**Written problem:** Present the data once more in exactly its original form.

-- BEGIN Material for the task --

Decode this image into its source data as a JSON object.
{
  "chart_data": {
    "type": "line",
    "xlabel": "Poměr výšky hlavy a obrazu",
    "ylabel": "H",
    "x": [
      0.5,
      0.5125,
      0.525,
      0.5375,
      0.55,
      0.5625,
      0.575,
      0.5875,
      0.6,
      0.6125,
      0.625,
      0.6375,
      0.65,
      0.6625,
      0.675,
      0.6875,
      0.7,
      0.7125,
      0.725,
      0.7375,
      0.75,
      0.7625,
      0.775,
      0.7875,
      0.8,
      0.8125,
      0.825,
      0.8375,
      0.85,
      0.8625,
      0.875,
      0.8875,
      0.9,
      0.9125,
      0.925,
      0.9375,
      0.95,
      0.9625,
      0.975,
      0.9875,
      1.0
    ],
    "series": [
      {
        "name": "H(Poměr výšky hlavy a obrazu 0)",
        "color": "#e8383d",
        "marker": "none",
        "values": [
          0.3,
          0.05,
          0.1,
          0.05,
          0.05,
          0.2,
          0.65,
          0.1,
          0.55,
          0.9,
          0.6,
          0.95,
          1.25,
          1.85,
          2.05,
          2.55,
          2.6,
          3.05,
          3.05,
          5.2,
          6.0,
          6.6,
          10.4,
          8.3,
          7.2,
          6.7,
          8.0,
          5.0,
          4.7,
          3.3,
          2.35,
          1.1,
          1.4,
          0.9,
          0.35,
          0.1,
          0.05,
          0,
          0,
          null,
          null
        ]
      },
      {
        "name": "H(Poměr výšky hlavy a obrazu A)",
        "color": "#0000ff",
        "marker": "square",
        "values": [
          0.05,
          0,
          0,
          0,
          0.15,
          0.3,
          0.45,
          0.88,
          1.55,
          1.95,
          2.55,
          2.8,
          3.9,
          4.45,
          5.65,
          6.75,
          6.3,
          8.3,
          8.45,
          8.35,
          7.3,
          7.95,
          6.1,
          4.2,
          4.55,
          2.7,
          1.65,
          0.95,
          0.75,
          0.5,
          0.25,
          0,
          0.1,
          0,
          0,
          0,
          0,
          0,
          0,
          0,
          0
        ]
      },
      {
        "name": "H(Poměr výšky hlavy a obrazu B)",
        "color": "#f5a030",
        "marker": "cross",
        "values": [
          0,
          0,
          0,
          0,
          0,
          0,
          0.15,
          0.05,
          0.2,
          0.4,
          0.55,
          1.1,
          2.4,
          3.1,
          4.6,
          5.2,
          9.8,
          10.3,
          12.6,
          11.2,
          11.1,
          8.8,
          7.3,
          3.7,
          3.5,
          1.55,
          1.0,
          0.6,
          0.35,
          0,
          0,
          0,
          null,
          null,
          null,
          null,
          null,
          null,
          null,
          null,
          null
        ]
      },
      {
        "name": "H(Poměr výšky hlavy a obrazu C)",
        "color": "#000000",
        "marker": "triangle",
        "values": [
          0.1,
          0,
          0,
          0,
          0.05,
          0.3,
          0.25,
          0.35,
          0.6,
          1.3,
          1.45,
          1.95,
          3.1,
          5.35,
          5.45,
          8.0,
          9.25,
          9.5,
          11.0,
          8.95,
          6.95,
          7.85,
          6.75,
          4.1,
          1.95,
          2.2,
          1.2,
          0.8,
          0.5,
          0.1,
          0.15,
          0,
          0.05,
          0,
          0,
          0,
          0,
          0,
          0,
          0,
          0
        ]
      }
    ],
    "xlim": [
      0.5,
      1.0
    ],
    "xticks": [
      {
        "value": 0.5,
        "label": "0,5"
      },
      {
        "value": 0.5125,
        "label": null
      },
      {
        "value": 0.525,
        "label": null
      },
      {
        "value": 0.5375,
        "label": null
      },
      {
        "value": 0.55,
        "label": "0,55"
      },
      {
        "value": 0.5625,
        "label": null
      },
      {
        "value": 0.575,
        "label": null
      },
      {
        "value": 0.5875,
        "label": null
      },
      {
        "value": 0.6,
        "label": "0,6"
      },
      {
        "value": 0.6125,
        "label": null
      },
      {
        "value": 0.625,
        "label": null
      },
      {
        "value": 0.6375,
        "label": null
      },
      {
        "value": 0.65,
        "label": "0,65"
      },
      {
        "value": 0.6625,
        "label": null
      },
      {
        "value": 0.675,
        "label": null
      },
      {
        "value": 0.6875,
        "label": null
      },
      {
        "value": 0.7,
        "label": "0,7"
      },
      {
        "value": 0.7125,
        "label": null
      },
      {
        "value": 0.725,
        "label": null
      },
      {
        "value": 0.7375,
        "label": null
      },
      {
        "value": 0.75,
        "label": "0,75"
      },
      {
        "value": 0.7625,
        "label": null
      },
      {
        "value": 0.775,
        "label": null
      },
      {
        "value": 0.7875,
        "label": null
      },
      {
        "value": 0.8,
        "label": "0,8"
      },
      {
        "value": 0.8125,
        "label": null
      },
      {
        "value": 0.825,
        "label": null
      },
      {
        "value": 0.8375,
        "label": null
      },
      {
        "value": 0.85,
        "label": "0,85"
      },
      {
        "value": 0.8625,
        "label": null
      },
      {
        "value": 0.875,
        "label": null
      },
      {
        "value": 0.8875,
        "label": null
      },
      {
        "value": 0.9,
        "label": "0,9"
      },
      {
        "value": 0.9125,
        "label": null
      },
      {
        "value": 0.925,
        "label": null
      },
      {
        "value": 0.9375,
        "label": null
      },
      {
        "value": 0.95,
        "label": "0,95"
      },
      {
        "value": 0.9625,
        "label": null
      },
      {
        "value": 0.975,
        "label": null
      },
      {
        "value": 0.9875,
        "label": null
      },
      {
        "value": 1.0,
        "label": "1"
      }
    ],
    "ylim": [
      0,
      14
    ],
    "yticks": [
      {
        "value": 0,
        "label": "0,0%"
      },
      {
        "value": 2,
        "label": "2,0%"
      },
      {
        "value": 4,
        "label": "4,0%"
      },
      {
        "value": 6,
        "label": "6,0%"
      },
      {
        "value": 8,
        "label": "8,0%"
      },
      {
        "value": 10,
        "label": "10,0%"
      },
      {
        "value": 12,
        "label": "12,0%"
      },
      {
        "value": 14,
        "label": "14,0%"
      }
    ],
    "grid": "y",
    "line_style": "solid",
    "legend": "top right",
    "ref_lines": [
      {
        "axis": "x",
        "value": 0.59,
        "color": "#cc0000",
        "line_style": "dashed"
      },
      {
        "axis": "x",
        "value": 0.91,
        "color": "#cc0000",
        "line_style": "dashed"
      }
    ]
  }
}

-- END Material for the task --

**The result:**
Decode this image into its source data as a JSON object.
{
  "chart_data": {
    "type": "line",
    "xlabel": "Poměr výšky hlavy a obrazu",
    "ylabel": "H",
    "x": [
      0.5,
      0.5125,
      0.525,
      0.5375,
      0.55,
      0.5625,
      0.575,
      0.5875,
      0.6,
      0.6125,
      0.625,
      0.6375,
      0.65,
      0.6625,
      0.675,
      0.6875,
      0.7,
      0.7125,
      0.725,
      0.7375,
      0.75,
      0.7625,
      0.775,
      0.7875,
      0.8,
      0.8125,
      0.825,
      0.8375,
      0.85,
      0.8625,
      0.875,
      0.8875,
      0.9,
      0.9125,
      0.925,
      0.9375,
      0.95,
      0.9625,
      0.975,
      0.9875,
      1.0
    ],
    "series": [
      {
        "name": "H(Poměr výšky hlavy a obrazu 0)",
        "color": "#e8383d",
        "marker": "none",
        "values": [
          0.3,
          0.05,
          0.1,
          0.05,
          0.05,
          0.2,
          0.65,
          0.1,
          0.55,
          0.9,
          0.6,
          0.95,
          1.25,
          1.85,
          2.05,
          2.55,
          2.6,
          3.05,
          3.05,
          5.2,
          6.0,
          6.6,
          10.4,
          8.3,
          7.2,
          6.7,
          8.0,
          5.0,
          4.7,
          3.3,
          2.35,
          1.1,
          1.4,
          0.9,
          0.35,
          0.1,
          0.05,
          0,
          0,
          null,
          null
        ]
      },
      {
        "name": "H(Poměr výšky hlavy a obrazu A)",
        "color": "#0000ff",
        "marker": "square",
        "values": [
          0.05,
          0,
          0,
          0,
          0.15,
          0.3,
          0.45,
          0.88,
          1.55,
          1.95,
          2.55,
          2.8,
          3.9,
          4.45,
          5.65,
          6.75,
          6.3,
          8.3,
          8.45,
          8.35,
          7.3,
          7.95,
          6.1,
          4.2,
          4.55,
          2.7,
          1.65,
          0.95,
          0.75,
          0.5,
          0.25,
          0,
          0.1,
          0,
          0,
          0,
          0,
          0,
          0,
          0,
          0
        ]
      },
      {
        "name": "H(Poměr výšky hlavy a obrazu B)",
        "color": "#f5a030",
        "marker": "cross",
        "values": [
          0,
          0,
          0,
          0,
          0,
          0,
          0.15,
          0.05,
          0.2,
          0.4,
          0.55,
          1.1,
          2.4,
          3.1,
          4.6,
          5.2,
          9.8,
          10.3,
          12.6,
          11.2,
          11.1,
          8.8,
          7.3,
          3.7,
          3.5,
          1.55,
          1.0,
          0.6,
          0.35,
          0,
          0,
          0,
          null,
          null,
          null,
          null,
          null,
          null,
          null,
          null,
          null
        ]
      },
      {
        "name": "H(Poměr výšky hlavy a obrazu C)",
        "color": "#000000",
        "marker": "triangle",
        "values": [
          0.1,
          0,
          0,
          0,
          0.05,
          0.3,
          0.25,
          0.35,
          0.6,
          1.3,
          1.45,
          1.95,
          3.1,
          5.35,
          5.45,
          8.0,
          9.25,
          9.5,
          11.0,
          8.95,
          6.95,
          7.85,
          6.75,
          4.1,
          1.95,
          2.2,
          1.2,
          0.8,
          0.5,
          0.1,
          0.15,
          0,
          0.05,
          0,
          0,
          0,
          0,
          0,
          0,
          0,
          0
        ]
      }
    ],
    "xlim": [
      0.5,
      1.0
    ],
    "xticks": [
      {
        "value": 0.5,
        "label": "0,5"
      },
      {
        "value": 0.5125,
        "label": null
      },
      {
        "value": 0.525,
        "label": null
      },
      {
        "value": 0.5375,
        "label": null
      },
      {
        "value": 0.55,
        "label": "0,55"
      },
      {
        "value": 0.5625,
        "label": null
      },
      {
        "value": 0.575,
        "label": null
      },
      {
        "value": 0.5875,
        "label": null
      },
      {
        "value": 0.6,
        "label": "0,6"
      },
      {
        "value": 0.6125,
        "label": null
      },
      {
        "value": 0.625,
        "label": null
      },
      {
        "value": 0.6375,
        "label": null
      },
      {
        "value": 0.65,
        "label": "0,65"
      },
      {
        "value": 0.6625,
        "label": null
      },
      {
        "value": 0.675,
        "label": null
      },
      {
        "value": 0.6875,
        "label": null
      },
      {
        "value": 0.7,
        "label": "0,7"
      },
      {
        "value": 0.7125,
        "label": null
      },
      {
        "value": 0.725,
        "label": null
      },
      {
        "value": 0.7375,
        "label": null
      },
      {
        "value": 0.75,
        "label": "0,75"
      },
      {
        "value": 0.7625,
        "label": null
      },
      {
        "value": 0.775,
        "label": null
      },
      {
        "value": 0.7875,
        "label": null
      },
      {
        "value": 0.8,
        "label": "0,8"
      },
      {
        "value": 0.8125,
        "label": null
      },
      {
        "value": 0.825,
        "label": null
      },
      {
        "value": 0.8375,
        "label": null
      },
      {
        "value": 0.85,
        "label": "0,85"
      },
      {
        "value": 0.8625,
        "label": null
      },
      {
        "value": 0.875,
        "label": null
      },
      {
        "value": 0.8875,
        "label": null
      },
      {
        "value": 0.9,
        "label": "0,9"
      },
      {
        "value": 0.9125,
        "label": null
      },
      {
        "value": 0.925,
        "label": null
      },
      {
        "value": 0.9375,
        "label": null
      },
      {
        "value": 0.95,
        "label": "0,95"
      },
      {
        "value": 0.9625,
        "label": null
      },
      {
        "value": 0.975,
        "label": null
      },
      {
        "value": 0.9875,
        "label": null
      },
      {
        "value": 1.0,
        "label": "1"
      }
    ],
    "ylim": [
      0,
      14
    ],
    "yticks": [
      {
        "value": 0,
        "label": "0,0%"
      },
      {
        "value": 2,
        "label": "2,0%"
      },
      {
        "value": 4,
        "label": "4,0%"
      },
      {
        "value": 6,
        "label": "6,0%"
      },
      {
        "value": 8,
        "label": "8,0%"
      },
      {
        "value": 10,
        "label": "10,0%"
      },
      {
        "value": 12,
        "label": "12,0%"
      },
      {
        "value": 14,
        "label": "14,0%"
      }
    ],
    "grid": "y",
    "line_style": "solid",
    "legend": "top right",
    "ref_lines": [
      {
        "axis": "x",
        "value": 0.59,
        "color": "#cc0000",
        "line_style": "dashed"
      },
      {
        "axis": "x",
        "value": 0.91,
        "color": "#cc0000",
        "line_style": "dashed"
      }
    ]
  }
}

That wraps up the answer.